* GOAL *
Copy each line of the listing below exactly.

* GIVEN RECORDS *
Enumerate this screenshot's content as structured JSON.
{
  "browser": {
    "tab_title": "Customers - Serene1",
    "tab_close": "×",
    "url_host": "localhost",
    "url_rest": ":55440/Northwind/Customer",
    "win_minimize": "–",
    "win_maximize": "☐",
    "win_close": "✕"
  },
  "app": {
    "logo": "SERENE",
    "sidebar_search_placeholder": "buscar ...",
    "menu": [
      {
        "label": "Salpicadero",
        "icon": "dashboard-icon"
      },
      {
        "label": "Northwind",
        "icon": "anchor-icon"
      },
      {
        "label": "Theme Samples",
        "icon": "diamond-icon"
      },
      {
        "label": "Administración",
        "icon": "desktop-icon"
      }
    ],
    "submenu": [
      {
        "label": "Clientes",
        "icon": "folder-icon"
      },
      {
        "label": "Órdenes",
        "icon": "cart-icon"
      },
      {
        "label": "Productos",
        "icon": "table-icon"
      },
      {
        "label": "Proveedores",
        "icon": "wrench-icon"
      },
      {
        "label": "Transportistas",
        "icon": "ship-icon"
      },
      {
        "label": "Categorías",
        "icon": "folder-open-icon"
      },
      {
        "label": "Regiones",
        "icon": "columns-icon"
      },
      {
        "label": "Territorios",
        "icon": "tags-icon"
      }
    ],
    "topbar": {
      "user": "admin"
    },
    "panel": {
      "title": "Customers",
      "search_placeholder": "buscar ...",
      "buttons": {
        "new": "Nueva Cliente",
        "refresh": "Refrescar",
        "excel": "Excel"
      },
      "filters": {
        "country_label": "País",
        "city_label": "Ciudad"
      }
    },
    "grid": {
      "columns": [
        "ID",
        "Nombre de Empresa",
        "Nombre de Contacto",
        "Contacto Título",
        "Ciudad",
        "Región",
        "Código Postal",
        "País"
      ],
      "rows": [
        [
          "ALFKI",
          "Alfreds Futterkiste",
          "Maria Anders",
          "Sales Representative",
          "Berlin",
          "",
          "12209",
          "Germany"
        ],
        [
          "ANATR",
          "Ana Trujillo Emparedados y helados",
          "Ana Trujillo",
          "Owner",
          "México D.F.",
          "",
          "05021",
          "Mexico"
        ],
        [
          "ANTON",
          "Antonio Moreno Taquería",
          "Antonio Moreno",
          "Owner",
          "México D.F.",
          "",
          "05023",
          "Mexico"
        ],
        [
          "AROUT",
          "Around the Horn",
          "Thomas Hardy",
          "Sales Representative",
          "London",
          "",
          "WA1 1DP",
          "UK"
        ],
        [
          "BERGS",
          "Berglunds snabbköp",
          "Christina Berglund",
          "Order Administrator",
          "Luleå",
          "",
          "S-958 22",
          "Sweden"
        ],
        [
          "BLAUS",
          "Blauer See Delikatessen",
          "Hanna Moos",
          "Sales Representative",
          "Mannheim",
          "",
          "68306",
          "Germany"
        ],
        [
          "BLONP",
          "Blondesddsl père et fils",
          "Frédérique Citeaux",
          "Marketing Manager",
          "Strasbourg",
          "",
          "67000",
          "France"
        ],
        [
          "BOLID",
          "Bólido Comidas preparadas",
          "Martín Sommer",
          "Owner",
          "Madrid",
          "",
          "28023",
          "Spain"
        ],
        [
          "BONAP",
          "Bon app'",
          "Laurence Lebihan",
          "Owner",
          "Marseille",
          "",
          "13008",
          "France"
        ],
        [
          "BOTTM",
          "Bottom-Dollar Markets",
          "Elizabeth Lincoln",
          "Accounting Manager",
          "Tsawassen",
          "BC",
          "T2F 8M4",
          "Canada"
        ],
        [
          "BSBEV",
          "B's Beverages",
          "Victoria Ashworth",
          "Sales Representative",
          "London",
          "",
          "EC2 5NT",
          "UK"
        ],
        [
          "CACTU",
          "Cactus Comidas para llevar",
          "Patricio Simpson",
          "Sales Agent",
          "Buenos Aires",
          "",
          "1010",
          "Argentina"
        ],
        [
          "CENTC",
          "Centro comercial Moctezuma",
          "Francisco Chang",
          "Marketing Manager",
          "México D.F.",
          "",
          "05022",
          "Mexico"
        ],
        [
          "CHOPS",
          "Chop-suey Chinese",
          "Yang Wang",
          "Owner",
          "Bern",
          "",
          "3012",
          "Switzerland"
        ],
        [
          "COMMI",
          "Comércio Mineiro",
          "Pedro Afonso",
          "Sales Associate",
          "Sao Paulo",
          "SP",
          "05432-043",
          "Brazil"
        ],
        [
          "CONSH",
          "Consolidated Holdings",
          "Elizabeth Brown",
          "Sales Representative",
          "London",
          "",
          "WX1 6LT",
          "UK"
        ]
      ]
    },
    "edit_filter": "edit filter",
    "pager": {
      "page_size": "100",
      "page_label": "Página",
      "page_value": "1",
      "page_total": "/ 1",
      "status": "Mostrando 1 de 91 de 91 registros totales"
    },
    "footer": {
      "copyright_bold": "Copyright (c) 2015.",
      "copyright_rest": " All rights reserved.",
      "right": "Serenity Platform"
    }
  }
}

* ANSWER IN FULL *
Enumerate this screenshot's content as structured JSON.
{
  "browser": {
    "tab_title": "Customers - Serene1",
    "tab_close": "×",
    "url_host": "localhost",
    "url_rest": ":55440/Northwind/Customer",
    "win_minimize": "–",
    "win_maximize": "☐",
    "win_close": "✕"
  },
  "app": {
    "logo": "SERENE",
    "sidebar_search_placeholder": "buscar ...",
    "menu": [
      {
        "label": "Salpicadero",
        "icon": "dashboard-icon"
      },
      {
        "label": "Northwind",
        "icon": "anchor-icon"
      },
      {
        "label": "Theme Samples",
        "icon": "diamond-icon"
      },
      {
        "label": "Administración",
        "icon": "desktop-icon"
      }
    ],
    "submenu": [
      {
        "label": "Clientes",
        "icon": "folder-icon"
      },
      {
        "label": "Órdenes",
        "icon": "cart-icon"
      },
      {
        "label": "Productos",
        "icon": "table-icon"
      },
      {
        "label": "Proveedores",
        "icon": "wrench-icon"
      },
      {
        "label": "Transportistas",
        "icon": "ship-icon"
      },
      {
        "label": "Categorías",
        "icon": "folder-open-icon"
      },
      {
        "label": "Regiones",
        "icon": "columns-icon"
      },
      {
        "label": "Territorios",
        "icon": "tags-icon"
      }
    ],
    "topbar": {
      "user": "admin"
    },
    "panel": {
      "title": "Customers",
      "search_placeholder": "buscar ...",
      "buttons": {
        "new": "Nueva Cliente",
        "refresh": "Refrescar",
        "excel": "Excel"
      },
      "filters": {
        "country_label": "País",
        "city_label": "Ciudad"
      }
    },
    "grid": {
      "columns": [
        "ID",
        "Nombre de Empresa",
        "Nombre de Contacto",
        "Contacto Título",
        "Ciudad",
        "Región",
        "Código Postal",
        "País"
      ],
      "rows": [
        [
          "ALFKI",
          "Alfreds Futterkiste",
          "Maria Anders",
          "Sales Representative",
          "Berlin",
          "",
          "12209",
          "Germany"
        ],
        [
          "ANATR",
          "Ana Trujillo Emparedados y helados",
          "Ana Trujillo",
          "Owner",
          "México D.F.",
          "",
          "05021",
          "Mexico"
        ],
        [
          "ANTON",
          "Antonio Moreno Taquería",
          "Antonio Moreno",
          "Owner",
          "México D.F.",
          "",
          "05023",
          "Mexico"
        ],
        [
          "AROUT",
          "Around the Horn",
          "Thomas Hardy",
          "Sales Representative",
          "London",
          "",
          "WA1 1DP",
          "UK"
        ],
        [
          "BERGS",
          "Berglunds snabbköp",
          "Christina Berglund",
          "Order Administrator",
          "Luleå",
          "",
          "S-958 22",
          "Sweden"
        ],
        [
          "BLAUS",
          "Blauer See Delikatessen",
          "Hanna Moos",
          "Sales Representative",
          "Mannheim",
          "",
          "68306",
          "Germany"
        ],
        [
          "BLONP",
          "Blondesddsl père et fils",
          "Frédérique Citeaux",
          "Marketing Manager",
          "Strasbourg",
          "",
          "67000",
          "France"
        ],
        [
          "BOLID",
          "Bólido Comidas preparadas",
          "Martín Sommer",
          "Owner",
          "Madrid",
          "",
          "28023",
          "Spain"
        ],
        [
          "BONAP",
          "Bon app'",
          "Laurence Lebihan",
          "Owner",
          "Marseille",
          "",
          "13008",
          "France"
        ],
        [
          "BOTTM",
          "Bottom-Dollar Markets",
          "Elizabeth Lincoln",
          "Accounting Manager",
          "Tsawassen",
          "BC",
          "T2F 8M4",
          "Canada"
        ],
        [
          "BSBEV",
          "B's Beverages",
          "Victoria Ashworth",
          "Sales Representative",
          "London",
          "",
          "EC2 5NT",
          "UK"
        ],
        [
          "CACTU",
          "Cactus Comidas para llevar",
          "Patricio Simpson",
          "Sales Agent",
          "Buenos Aires",
          "",
          "1010",
          "Argentina"
        ],
        [
          "CENTC",
          "Centro comercial Moctezuma",
          "Francisco Chang",
          "Marketing Manager",
          "México D.F.",
          "",
          "05022",
          "Mexico"
        ],
        [
          "CHOPS",
          "Chop-suey Chinese",
          "Yang Wang",
          "Owner",
          "Bern",
          "",
          "3012",
          "Switzerland"
        ],
        [
          "COMMI",
          "Comércio Mineiro",
          "Pedro Afonso",
          "Sales Associate",
          "Sao Paulo",
          "SP",
          "05432-043",
          "Brazil"
        ],
        [
          "CONSH",
          "Consolidated Holdings",
          "Elizabeth Brown",
          "Sales Representative",
          "London",
          "",
          "WX1 6LT",
          "UK"
        ]
      ]
    },
    "edit_filter": "edit filter",
    "pager": {
      "page_size": "100",
      "page_label": "Página",
      "page_value": "1",
      "page_total": "/ 1",
      "status": "Mostrando 1 de 91 de 91 registros totales"
    },
    "footer": {
      "copyright_bold": "Copyright (c) 2015.",
      "copyright_rest": " All rights reserved.",
      "right": "Serenity Platform"
    }
  }
}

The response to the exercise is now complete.